◆ WHAT THIS TASK INVOLVES ◆
Tell how many lines in the data below hold the string "color"; give nothing but the number.

Begin

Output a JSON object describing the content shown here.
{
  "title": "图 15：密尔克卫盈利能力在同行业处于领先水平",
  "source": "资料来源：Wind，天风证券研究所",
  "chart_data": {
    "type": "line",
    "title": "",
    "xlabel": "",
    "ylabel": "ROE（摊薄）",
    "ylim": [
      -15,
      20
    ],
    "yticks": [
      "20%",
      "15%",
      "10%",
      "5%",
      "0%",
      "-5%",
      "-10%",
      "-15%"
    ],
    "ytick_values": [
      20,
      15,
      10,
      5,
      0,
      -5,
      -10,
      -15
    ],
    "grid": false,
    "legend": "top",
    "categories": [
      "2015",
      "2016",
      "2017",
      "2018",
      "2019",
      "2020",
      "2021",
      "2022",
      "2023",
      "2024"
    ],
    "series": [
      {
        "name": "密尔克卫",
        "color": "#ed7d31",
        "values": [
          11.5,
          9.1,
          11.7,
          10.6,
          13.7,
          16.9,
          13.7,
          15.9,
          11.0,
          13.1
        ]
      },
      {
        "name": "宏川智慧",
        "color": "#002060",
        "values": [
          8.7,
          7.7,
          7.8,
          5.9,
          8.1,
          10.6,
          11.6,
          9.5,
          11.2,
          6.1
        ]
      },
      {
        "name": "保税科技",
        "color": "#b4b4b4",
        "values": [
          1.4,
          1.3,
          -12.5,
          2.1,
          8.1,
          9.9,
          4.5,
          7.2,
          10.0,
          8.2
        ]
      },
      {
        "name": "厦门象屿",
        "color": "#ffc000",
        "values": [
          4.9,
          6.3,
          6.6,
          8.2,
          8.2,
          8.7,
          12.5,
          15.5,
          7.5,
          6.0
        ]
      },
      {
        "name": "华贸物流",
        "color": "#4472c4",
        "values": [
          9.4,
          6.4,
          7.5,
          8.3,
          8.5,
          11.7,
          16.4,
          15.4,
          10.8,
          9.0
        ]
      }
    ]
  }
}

End

◆ SOLUTION BELOW ◆
5